▽

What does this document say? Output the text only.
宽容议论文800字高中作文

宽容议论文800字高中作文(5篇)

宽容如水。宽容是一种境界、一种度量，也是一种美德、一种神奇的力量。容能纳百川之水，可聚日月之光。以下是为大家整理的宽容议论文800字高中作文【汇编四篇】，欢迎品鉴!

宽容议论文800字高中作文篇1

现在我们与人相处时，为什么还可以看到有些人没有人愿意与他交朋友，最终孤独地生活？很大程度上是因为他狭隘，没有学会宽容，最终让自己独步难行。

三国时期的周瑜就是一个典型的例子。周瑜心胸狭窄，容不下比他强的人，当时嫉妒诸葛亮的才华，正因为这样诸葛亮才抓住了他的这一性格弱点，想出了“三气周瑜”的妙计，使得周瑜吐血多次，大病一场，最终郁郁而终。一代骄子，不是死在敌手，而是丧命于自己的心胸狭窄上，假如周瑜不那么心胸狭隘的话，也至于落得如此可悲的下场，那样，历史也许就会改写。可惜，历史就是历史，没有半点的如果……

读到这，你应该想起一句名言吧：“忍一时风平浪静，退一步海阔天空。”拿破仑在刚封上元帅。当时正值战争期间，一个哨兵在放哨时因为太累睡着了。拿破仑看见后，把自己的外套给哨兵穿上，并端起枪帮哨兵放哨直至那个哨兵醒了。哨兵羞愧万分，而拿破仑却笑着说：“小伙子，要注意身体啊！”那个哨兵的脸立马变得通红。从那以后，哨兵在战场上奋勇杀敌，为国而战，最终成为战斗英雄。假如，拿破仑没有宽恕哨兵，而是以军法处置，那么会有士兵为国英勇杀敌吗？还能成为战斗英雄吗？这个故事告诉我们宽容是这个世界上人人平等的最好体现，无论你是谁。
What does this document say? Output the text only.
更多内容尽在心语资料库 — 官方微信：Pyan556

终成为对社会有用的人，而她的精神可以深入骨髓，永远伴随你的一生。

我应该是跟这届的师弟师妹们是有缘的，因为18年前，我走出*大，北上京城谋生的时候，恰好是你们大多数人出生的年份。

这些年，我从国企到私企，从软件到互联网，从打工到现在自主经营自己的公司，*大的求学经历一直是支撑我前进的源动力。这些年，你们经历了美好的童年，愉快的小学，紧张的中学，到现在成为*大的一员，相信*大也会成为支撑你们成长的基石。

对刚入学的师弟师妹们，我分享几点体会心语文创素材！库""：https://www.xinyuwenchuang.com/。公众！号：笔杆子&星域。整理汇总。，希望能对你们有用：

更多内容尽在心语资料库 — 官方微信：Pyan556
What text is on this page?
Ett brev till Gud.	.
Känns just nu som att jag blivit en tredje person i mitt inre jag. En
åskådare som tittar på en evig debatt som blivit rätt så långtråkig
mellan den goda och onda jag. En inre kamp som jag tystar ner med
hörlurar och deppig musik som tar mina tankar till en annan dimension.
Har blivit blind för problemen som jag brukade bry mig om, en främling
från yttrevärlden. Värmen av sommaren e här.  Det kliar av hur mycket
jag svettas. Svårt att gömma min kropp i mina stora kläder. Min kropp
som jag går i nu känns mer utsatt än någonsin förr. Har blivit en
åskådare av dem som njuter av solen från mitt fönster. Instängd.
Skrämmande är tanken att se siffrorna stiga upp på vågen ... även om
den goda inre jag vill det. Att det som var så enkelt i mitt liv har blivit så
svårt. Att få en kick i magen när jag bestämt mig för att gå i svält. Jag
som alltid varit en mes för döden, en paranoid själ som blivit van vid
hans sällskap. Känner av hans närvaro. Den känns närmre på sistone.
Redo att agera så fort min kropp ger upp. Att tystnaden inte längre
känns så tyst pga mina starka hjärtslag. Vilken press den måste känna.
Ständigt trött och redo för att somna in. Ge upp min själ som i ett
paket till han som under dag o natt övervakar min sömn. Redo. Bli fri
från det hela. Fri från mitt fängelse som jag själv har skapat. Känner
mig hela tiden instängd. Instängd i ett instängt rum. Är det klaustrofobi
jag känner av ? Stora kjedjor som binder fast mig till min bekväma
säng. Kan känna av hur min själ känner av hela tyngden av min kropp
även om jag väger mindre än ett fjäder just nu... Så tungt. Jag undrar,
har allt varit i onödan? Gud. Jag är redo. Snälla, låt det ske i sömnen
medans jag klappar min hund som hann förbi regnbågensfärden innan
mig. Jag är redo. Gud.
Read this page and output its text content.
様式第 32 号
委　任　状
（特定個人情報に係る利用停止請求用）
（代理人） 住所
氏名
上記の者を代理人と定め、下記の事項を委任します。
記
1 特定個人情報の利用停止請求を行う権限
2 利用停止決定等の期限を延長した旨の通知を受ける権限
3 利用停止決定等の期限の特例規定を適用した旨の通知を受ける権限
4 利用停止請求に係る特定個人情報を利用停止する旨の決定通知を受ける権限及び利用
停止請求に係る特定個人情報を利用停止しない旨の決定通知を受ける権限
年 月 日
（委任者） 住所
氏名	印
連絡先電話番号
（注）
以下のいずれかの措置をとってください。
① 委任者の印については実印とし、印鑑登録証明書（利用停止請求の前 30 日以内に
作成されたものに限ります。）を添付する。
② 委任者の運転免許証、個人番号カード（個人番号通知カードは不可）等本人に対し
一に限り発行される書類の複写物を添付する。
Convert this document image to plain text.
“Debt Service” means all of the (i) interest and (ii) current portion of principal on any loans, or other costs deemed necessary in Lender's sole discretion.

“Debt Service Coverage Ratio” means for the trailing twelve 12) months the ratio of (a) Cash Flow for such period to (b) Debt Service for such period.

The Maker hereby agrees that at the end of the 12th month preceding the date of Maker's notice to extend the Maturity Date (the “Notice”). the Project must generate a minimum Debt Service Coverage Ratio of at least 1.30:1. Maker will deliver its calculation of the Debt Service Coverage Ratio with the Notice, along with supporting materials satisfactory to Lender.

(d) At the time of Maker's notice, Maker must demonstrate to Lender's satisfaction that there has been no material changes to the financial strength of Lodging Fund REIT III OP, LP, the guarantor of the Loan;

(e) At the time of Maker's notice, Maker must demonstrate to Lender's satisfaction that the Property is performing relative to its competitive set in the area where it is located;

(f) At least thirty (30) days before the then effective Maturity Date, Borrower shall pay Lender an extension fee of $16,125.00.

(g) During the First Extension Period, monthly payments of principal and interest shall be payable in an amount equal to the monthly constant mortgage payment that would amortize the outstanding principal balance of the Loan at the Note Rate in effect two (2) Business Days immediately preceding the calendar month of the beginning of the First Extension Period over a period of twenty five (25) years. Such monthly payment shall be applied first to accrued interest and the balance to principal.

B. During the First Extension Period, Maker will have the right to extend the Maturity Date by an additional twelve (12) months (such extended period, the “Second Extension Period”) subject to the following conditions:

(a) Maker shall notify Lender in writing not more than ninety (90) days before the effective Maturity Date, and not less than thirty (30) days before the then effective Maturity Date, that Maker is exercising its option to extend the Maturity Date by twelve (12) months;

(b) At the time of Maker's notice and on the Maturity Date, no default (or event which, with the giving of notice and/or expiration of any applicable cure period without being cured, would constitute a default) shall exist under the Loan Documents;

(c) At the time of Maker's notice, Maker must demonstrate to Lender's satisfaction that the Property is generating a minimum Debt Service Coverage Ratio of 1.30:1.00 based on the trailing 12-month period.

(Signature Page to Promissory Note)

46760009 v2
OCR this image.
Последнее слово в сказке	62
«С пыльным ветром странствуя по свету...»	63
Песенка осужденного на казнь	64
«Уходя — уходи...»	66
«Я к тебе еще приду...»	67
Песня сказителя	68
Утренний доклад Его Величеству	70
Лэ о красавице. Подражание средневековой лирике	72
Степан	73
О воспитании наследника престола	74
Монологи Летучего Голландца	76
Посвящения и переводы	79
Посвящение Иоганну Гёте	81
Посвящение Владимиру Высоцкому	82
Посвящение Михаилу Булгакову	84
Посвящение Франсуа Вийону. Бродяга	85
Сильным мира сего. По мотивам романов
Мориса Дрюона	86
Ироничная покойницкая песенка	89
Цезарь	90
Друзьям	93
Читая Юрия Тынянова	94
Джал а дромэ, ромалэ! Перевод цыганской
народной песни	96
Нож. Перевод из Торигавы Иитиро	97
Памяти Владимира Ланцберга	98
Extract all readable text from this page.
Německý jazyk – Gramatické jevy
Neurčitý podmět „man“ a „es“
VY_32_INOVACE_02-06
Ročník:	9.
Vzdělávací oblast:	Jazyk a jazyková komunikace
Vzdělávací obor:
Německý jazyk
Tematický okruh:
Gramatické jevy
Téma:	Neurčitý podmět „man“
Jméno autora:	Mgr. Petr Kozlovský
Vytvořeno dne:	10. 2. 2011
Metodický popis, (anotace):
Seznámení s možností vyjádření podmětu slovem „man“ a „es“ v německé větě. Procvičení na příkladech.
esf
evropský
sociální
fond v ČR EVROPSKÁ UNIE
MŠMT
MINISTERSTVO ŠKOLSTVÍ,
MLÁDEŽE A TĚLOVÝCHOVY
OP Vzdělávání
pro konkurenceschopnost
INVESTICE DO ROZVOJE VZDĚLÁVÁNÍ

△

= Directive =
Your answer should be a single number: the count of lines in the data that include the word "Neurčitý".

= Result =
2